» **EXERCISE DIRECTIONS**: Check every line below for the word "this" and copy each one that has it.

» **RAW DATA**:

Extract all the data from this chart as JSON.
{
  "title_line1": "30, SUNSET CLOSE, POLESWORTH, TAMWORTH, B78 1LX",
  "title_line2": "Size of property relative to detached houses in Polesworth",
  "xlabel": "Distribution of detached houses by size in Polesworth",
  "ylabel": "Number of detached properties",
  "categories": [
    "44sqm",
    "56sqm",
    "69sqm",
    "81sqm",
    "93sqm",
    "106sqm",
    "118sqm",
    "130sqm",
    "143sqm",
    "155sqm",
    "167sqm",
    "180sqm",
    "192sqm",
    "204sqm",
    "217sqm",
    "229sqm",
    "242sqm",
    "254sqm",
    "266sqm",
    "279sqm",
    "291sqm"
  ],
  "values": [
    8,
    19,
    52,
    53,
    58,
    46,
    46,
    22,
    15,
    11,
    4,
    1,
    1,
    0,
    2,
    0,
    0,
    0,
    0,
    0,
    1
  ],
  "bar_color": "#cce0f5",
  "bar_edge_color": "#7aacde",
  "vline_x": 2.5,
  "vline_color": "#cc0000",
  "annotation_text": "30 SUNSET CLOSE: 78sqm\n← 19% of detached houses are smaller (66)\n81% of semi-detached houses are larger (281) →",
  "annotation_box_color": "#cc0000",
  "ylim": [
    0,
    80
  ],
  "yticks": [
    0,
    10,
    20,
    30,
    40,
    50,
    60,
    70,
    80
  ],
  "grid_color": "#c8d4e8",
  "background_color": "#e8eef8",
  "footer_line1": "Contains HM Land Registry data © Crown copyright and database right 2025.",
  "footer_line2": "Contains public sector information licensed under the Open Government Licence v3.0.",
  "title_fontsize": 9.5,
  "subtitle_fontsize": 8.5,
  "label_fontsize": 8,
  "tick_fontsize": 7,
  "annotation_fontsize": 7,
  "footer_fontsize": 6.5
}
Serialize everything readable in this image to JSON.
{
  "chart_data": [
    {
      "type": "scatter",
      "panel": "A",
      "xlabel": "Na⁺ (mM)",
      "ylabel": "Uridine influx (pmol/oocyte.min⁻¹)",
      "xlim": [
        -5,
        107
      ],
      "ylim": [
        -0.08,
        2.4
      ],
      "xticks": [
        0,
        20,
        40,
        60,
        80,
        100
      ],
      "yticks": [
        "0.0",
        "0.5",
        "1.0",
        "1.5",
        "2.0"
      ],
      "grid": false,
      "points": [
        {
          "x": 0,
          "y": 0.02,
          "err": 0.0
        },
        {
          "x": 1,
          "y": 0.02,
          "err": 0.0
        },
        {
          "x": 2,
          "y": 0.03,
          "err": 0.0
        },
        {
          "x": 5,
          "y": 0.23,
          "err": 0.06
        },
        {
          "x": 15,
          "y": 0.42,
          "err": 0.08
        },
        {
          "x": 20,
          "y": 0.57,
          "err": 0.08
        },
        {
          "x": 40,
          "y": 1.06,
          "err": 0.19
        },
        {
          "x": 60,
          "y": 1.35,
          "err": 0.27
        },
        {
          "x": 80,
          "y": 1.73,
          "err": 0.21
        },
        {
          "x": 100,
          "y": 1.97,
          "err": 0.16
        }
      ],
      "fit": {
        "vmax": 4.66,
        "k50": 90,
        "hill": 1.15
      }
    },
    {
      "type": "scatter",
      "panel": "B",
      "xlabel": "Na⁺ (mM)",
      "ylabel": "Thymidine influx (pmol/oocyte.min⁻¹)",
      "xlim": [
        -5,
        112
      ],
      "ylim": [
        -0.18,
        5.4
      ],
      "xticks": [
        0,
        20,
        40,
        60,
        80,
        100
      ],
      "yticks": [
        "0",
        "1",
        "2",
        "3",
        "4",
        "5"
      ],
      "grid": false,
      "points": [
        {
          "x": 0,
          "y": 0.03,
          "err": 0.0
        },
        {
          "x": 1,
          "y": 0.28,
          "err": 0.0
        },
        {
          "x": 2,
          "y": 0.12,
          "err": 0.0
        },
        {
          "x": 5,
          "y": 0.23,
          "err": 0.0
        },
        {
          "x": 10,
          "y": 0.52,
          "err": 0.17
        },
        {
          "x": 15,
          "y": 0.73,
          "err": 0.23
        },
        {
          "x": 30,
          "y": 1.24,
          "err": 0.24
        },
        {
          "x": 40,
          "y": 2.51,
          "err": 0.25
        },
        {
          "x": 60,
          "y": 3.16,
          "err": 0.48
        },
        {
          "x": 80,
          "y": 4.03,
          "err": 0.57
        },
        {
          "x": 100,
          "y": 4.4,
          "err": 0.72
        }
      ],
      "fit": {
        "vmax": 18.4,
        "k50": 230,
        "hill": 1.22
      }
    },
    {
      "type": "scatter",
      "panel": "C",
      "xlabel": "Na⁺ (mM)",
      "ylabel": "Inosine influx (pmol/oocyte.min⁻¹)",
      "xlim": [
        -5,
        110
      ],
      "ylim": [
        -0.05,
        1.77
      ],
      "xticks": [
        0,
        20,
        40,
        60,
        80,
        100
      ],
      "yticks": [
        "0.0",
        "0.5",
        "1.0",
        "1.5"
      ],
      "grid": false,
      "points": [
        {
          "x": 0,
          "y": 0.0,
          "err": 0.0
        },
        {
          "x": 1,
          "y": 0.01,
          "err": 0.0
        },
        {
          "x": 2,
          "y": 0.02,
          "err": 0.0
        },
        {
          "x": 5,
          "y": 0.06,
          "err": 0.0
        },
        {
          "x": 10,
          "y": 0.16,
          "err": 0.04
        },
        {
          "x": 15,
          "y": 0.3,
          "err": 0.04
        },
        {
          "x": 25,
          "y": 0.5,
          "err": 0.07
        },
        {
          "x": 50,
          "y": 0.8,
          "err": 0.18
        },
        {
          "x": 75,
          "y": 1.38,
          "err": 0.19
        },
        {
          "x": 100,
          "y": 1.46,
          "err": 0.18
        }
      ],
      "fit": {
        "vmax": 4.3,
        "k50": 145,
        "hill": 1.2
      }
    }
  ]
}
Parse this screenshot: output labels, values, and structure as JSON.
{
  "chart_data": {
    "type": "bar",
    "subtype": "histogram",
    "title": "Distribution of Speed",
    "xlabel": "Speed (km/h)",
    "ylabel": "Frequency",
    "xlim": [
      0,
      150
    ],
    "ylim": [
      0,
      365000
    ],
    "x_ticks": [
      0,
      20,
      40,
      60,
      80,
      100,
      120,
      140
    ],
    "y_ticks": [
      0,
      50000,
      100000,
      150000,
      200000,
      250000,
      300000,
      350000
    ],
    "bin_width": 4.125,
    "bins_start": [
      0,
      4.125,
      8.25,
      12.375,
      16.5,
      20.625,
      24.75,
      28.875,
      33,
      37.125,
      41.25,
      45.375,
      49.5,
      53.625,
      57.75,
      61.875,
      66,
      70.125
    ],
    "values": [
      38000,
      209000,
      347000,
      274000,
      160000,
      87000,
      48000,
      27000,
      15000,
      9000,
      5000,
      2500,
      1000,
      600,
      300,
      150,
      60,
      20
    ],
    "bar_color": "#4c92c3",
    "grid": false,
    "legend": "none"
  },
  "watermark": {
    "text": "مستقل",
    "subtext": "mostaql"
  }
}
* * *
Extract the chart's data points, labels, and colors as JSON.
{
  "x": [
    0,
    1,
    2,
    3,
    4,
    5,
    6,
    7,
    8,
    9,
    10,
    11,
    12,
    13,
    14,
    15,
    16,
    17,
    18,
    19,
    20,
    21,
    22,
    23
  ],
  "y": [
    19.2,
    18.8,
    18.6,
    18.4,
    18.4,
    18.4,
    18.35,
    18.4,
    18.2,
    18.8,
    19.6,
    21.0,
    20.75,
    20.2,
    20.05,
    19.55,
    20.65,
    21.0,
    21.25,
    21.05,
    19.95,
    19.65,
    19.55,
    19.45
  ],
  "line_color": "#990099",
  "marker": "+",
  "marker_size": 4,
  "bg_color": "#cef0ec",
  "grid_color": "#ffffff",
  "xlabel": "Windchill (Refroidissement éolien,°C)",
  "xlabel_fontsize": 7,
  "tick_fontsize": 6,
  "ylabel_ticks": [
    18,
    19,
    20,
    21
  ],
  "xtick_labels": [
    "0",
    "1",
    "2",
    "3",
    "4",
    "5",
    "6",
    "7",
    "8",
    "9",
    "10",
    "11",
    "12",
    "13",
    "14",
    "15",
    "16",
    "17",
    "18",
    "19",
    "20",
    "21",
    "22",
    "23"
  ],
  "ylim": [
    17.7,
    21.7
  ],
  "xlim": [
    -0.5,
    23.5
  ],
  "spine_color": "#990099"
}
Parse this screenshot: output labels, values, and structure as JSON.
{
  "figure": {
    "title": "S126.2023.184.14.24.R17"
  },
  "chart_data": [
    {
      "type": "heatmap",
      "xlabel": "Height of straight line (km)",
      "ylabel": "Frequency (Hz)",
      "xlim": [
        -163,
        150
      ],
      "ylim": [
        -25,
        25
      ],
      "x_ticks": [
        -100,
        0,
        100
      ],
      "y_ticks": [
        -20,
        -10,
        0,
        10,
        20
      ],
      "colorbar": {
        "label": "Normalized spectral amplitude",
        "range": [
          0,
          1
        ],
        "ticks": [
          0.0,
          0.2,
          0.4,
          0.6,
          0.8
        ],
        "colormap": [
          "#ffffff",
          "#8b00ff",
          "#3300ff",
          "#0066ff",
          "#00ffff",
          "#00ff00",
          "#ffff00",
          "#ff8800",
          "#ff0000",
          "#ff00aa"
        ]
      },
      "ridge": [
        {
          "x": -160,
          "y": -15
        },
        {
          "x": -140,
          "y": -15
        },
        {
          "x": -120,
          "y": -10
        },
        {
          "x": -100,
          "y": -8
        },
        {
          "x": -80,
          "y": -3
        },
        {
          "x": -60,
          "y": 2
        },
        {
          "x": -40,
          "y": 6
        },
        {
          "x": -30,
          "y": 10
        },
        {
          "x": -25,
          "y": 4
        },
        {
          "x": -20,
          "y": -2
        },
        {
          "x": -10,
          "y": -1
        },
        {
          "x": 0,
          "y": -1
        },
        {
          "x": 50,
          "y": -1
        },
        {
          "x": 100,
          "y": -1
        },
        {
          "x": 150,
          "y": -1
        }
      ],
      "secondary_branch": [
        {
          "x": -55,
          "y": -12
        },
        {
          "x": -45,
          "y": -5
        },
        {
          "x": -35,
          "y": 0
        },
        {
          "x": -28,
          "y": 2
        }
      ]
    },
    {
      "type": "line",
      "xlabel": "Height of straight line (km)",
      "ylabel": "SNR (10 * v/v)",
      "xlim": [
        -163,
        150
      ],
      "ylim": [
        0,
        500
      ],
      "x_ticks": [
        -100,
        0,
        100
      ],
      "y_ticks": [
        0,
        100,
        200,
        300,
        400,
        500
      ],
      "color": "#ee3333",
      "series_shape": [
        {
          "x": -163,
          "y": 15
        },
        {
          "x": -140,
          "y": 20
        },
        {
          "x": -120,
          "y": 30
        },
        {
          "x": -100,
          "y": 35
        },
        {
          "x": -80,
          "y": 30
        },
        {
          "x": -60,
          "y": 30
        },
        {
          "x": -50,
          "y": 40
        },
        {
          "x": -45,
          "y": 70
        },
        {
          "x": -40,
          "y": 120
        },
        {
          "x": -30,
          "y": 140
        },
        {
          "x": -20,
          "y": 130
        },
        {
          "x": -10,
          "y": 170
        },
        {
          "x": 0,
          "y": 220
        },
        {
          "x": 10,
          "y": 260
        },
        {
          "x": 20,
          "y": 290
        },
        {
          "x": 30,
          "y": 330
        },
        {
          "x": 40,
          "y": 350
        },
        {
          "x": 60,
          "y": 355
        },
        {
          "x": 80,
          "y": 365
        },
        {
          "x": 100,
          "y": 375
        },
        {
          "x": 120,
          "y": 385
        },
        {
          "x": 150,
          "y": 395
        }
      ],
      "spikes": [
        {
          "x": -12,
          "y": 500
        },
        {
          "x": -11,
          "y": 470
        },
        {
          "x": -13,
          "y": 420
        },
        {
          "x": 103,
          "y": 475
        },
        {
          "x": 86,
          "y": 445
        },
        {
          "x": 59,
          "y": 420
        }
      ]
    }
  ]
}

» **EXERCISE OUTPUT**:
Extract all the data from this chart as JSON.
Serialize everything readable in this image to JSON.
Parse this screenshot: output labels, values, and structure as JSON.
Parse this screenshot: output labels, values, and structure as JSON.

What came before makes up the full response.